● **Task goal**:
In the listing, locate the line containing "Transcribe this image's", then quote it and all following lines exactly. Omit pictures.

● **Given data**:
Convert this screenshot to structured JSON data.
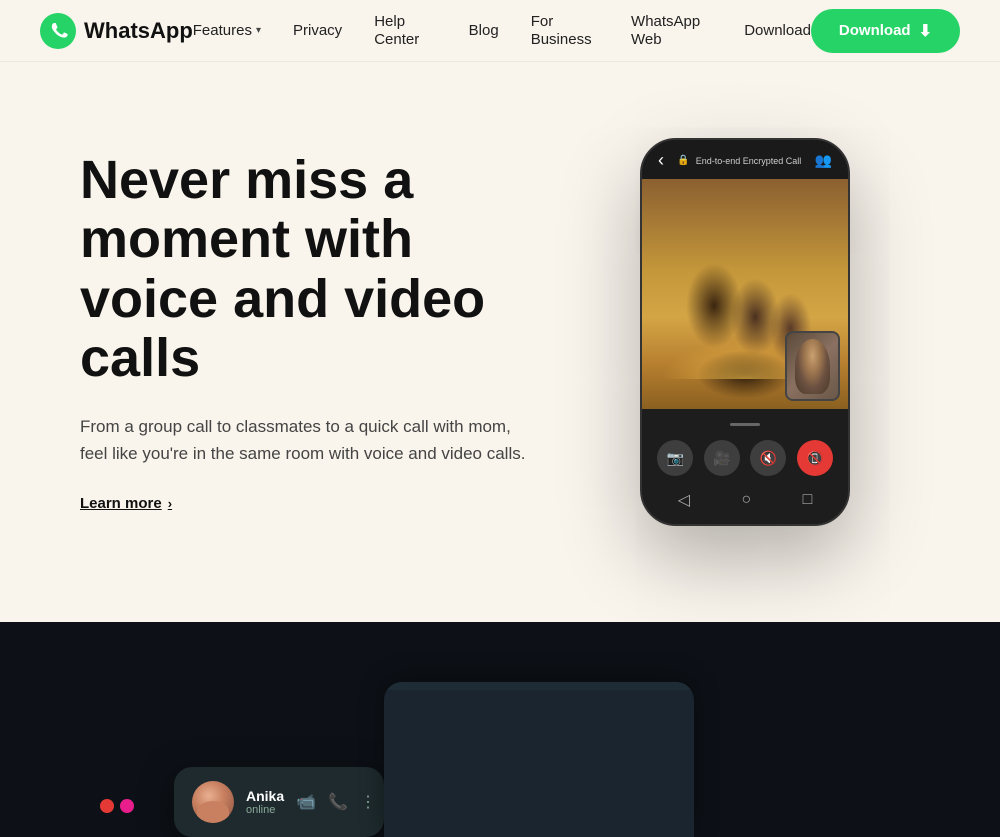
{
  "brand": {
    "name": "WhatsApp",
    "logo_aria": "whatsapp-logo"
  },
  "navbar": {
    "links": [
      {
        "id": "features",
        "label": "Features",
        "has_dropdown": true
      },
      {
        "id": "privacy",
        "label": "Privacy",
        "has_dropdown": false
      },
      {
        "id": "help-center",
        "label": "Help Center",
        "has_dropdown": false
      },
      {
        "id": "blog",
        "label": "Blog",
        "has_dropdown": false
      },
      {
        "id": "for-business",
        "label": "For Business",
        "has_dropdown": false
      },
      {
        "id": "whatsapp-web",
        "label": "WhatsApp Web",
        "has_dropdown": false
      },
      {
        "id": "download-link",
        "label": "Download",
        "has_dropdown": false
      }
    ],
    "cta": {
      "label": "Download",
      "icon": "⬇"
    }
  },
  "hero": {
    "title": "Never miss a moment with voice and video calls",
    "subtitle": "From a group call to classmates to a quick call with mom, feel like you're in the same room with voice and video calls.",
    "learn_more": "Learn more",
    "phone_call_label": "End-to-end Encrypted Call"
  },
  "chat_notification": {
    "name": "Anika",
    "status": "online"
  },
  "dark_section_bg": "#0d1117"
}
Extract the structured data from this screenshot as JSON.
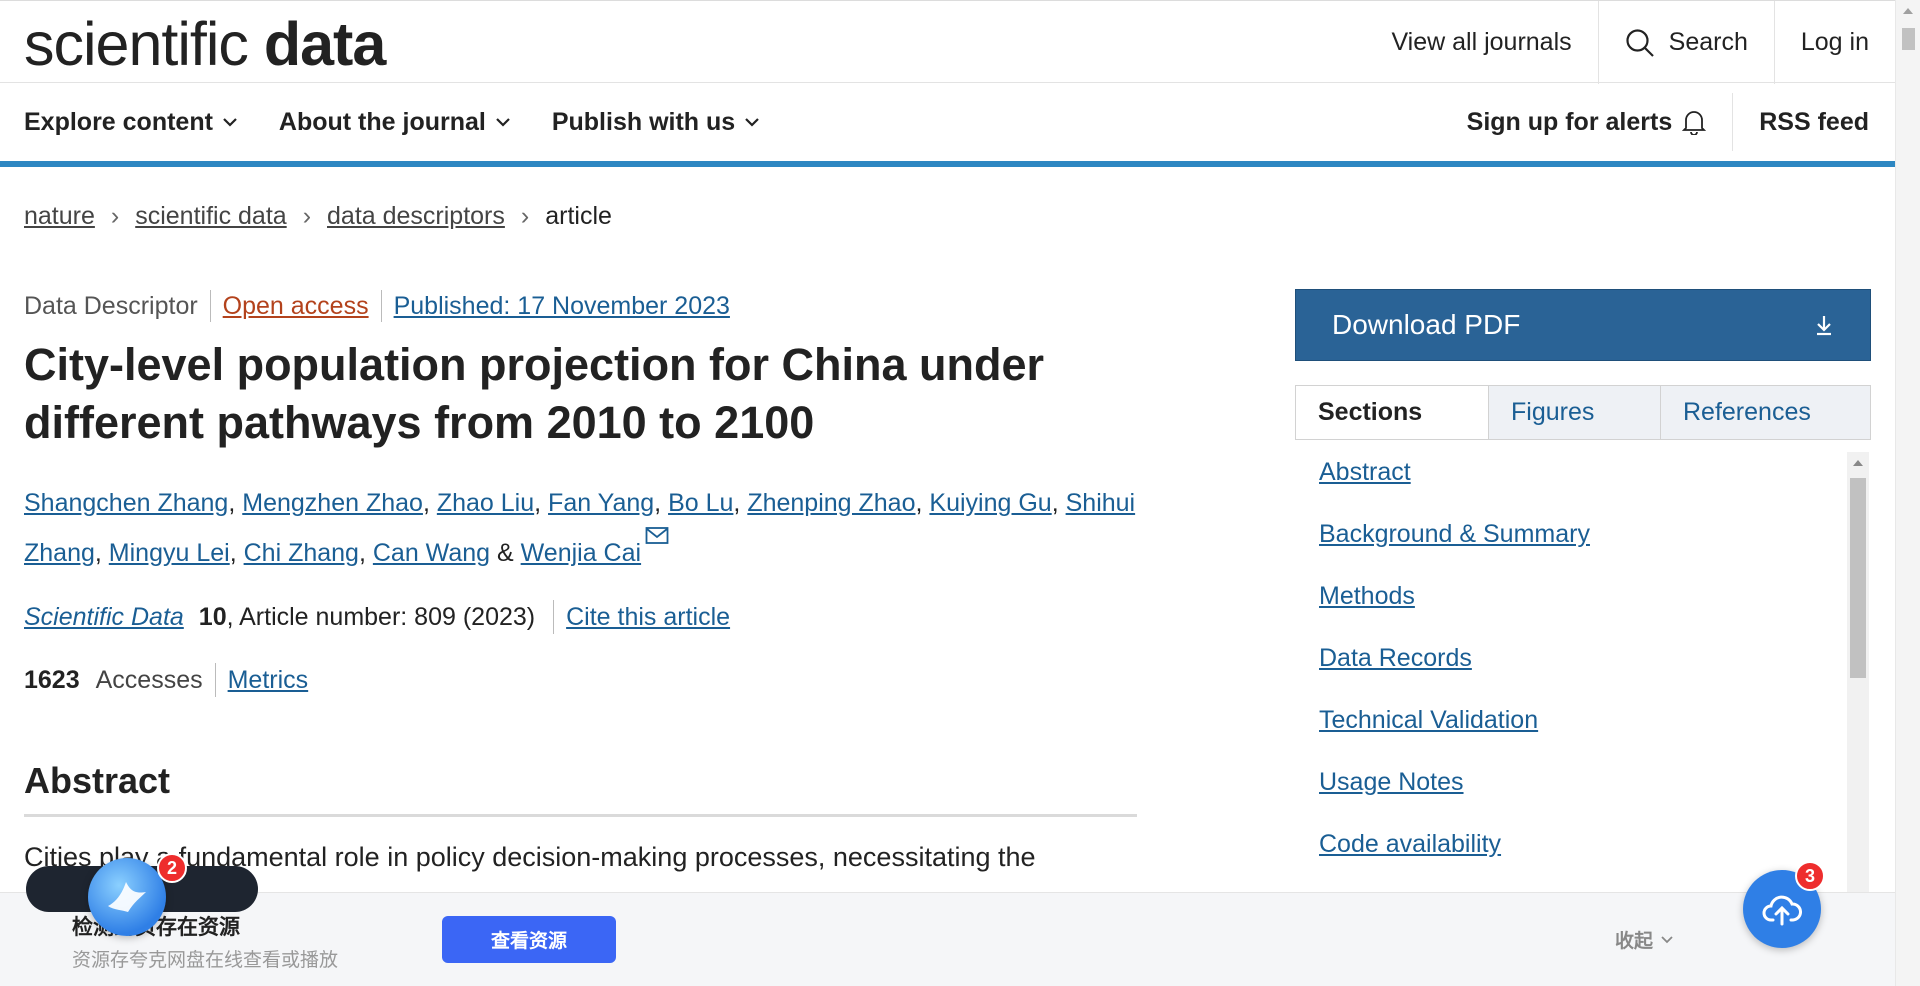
{
  "header": {
    "logo_light": "scientific",
    "logo_bold": "data",
    "view_all": "View all journals",
    "search": "Search",
    "login": "Log in"
  },
  "nav": {
    "items": [
      {
        "label": "Explore content"
      },
      {
        "label": "About the journal"
      },
      {
        "label": "Publish with us"
      }
    ],
    "alerts": "Sign up for alerts",
    "rss": "RSS feed"
  },
  "breadcrumb": {
    "items": [
      "nature",
      "scientific data",
      "data descriptors"
    ],
    "current": "article"
  },
  "article": {
    "type": "Data Descriptor",
    "open_access": "Open access",
    "published": "Published: 17 November 2023",
    "title": "City-level population projection for China under different pathways from 2010 to 2100",
    "authors": [
      "Shangchen Zhang",
      "Mengzhen Zhao",
      "Zhao Liu",
      "Fan Yang",
      "Bo Lu",
      "Zhenping Zhao",
      "Kuiying Gu",
      "Shihui Zhang",
      "Mingyu Lei",
      "Chi Zhang",
      "Can Wang",
      "Wenjia Cai"
    ],
    "author_sep": ", ",
    "author_and": " & ",
    "journal": "Scientific Data",
    "volume": "10",
    "article_number": ", Article number: 809 (2023)",
    "cite": "Cite this article",
    "accesses_count": "1623",
    "accesses_label": "Accesses",
    "metrics": "Metrics",
    "abstract_heading": "Abstract",
    "abstract_text": "Cities play a fundamental role in policy decision-making processes, necessitating the"
  },
  "sidebar": {
    "download": "Download PDF",
    "tabs": [
      "Sections",
      "Figures",
      "References"
    ],
    "sections": [
      "Abstract",
      "Background & Summary",
      "Methods",
      "Data Records",
      "Technical Validation",
      "Usage Notes",
      "Code availability"
    ]
  },
  "overlay": {
    "title": "检测到页存在资源",
    "subtitle": "资源存夸克网盘在线查看或播放",
    "button": "查看资源",
    "collapse": "收起",
    "badge_left": "2",
    "badge_right": "3"
  },
  "colors": {
    "accent_blue": "#2d87c2",
    "download_bg": "#2a6396",
    "link": "#1a5e94",
    "open_access": "#b3421c",
    "overlay_button": "#3b66f5"
  },
  "icons": [
    "search-icon",
    "chevron-down-icon",
    "bell-icon",
    "download-icon",
    "mail-icon",
    "cloud-upload-icon",
    "bird-icon"
  ]
}
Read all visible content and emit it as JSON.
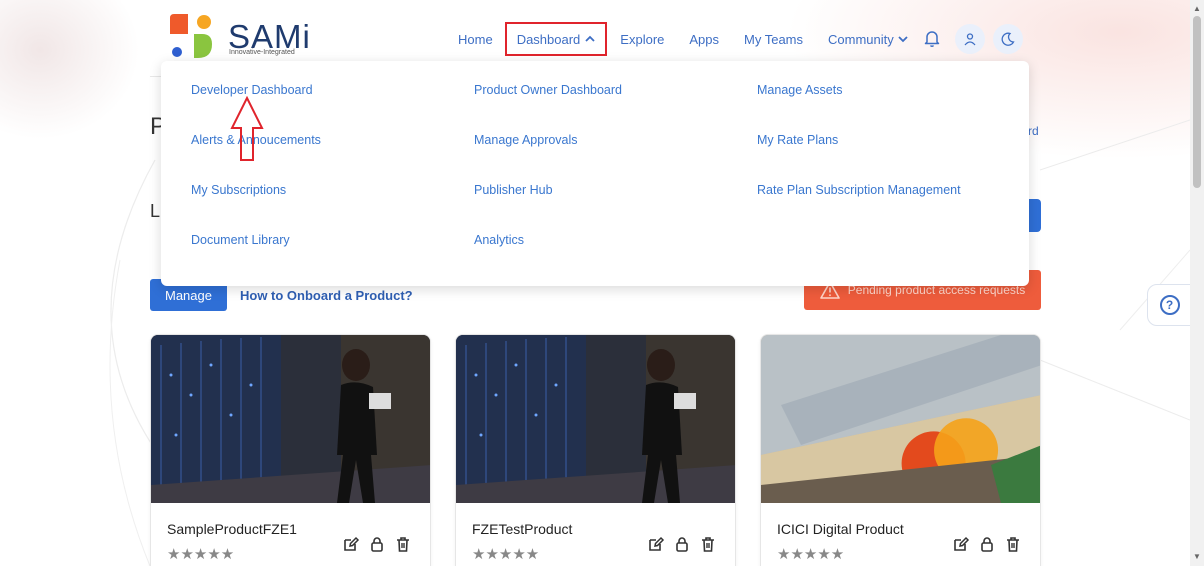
{
  "brand": {
    "name": "SAMi",
    "tagline": "Innovative-Integrated"
  },
  "nav": {
    "home": "Home",
    "dashboard": "Dashboard",
    "explore": "Explore",
    "apps": "Apps",
    "my_teams": "My Teams",
    "community": "Community"
  },
  "header_icons": [
    "bell-icon",
    "user-icon",
    "moon-icon"
  ],
  "dropdown": {
    "col1": [
      "Developer Dashboard",
      "Alerts & Annoucements",
      "My Subscriptions",
      "Document Library"
    ],
    "col2": [
      "Product Owner Dashboard",
      "Manage Approvals",
      "Publisher Hub",
      "Analytics"
    ],
    "col3": [
      "Manage Assets",
      "My Rate Plans",
      "Rate Plan Subscription Management"
    ]
  },
  "page": {
    "title_partial": "P",
    "label_partial": "L",
    "right_partial": "rd",
    "manage_label": "Manage",
    "onboard_link": "How to Onboard a Product?",
    "pending_label": "Pending product access requests",
    "help_symbol": "?"
  },
  "products": [
    {
      "title": "SampleProductFZE1",
      "rating": 0,
      "stars": "★★★★★"
    },
    {
      "title": "FZETestProduct",
      "rating": 0,
      "stars": "★★★★★"
    },
    {
      "title": "ICICI Digital Product",
      "rating": 0,
      "stars": "★★★★★"
    }
  ],
  "colors": {
    "accent": "#2f6fd6",
    "link": "#3a77cf",
    "warning": "#ee5c3c",
    "highlight": "#e0242c",
    "brand_dark": "#1f3b6e"
  }
}
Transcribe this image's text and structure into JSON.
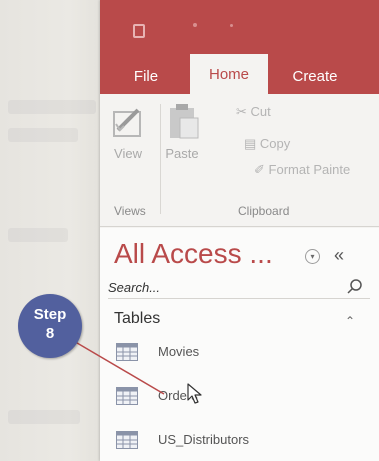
{
  "tabs": {
    "file": "File",
    "home": "Home",
    "create": "Create"
  },
  "ribbon": {
    "view_label": "View",
    "paste_label": "Paste",
    "cut_label": "Cut",
    "copy_label": "Copy",
    "format_painter_label": "Format Painte",
    "views_group": "Views",
    "clipboard_group": "Clipboard"
  },
  "nav": {
    "title": "All Access ...",
    "search_placeholder": "Search...",
    "section": "Tables",
    "items": [
      {
        "label": "Movies"
      },
      {
        "label": "Orders"
      },
      {
        "label": "US_Distributors"
      }
    ]
  },
  "callout": {
    "line1": "Step",
    "line2": "8"
  },
  "colors": {
    "accent": "#b94a4a",
    "callout": "#52609e"
  }
}
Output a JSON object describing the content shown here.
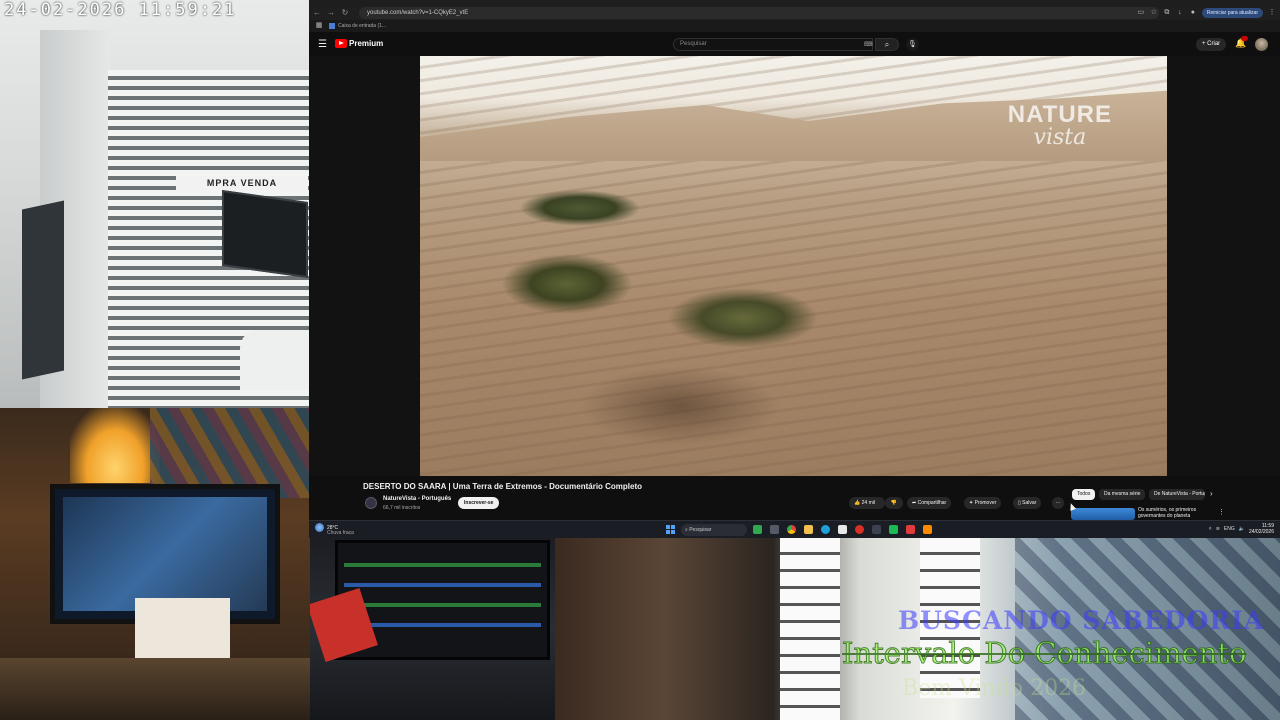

● **Answer for the task**:
Transcribe this image's text and structure into JSON.
{
  "tabs": {
    "file": "File",
    "home": "Home",
    "create": "Create"
  },
  "ribbon": {
    "view_label": "View",
    "paste_label": "Paste",
    "cut_label": "Cut",
    "copy_label": "Copy",
    "format_painter_label": "Format Painte",
    "views_group": "Views",
    "clipboard_group": "Clipboard"
  },
  "nav": {
    "title": "All Access ...",
    "search_placeholder": "Search...",
    "section": "Tables",
    "items": [
      {
        "label": "Movies"
      },
      {
        "label": "Orders"
      },
      {
        "label": "US_Distributors"
      }
    ]
  },
  "callout": {
    "line1": "Step",
    "line2": "8"
  },
  "colors": {
    "accent": "#b94a4a",
    "callout": "#52609e"
  }
}
Output a JSON object describing the content shown here.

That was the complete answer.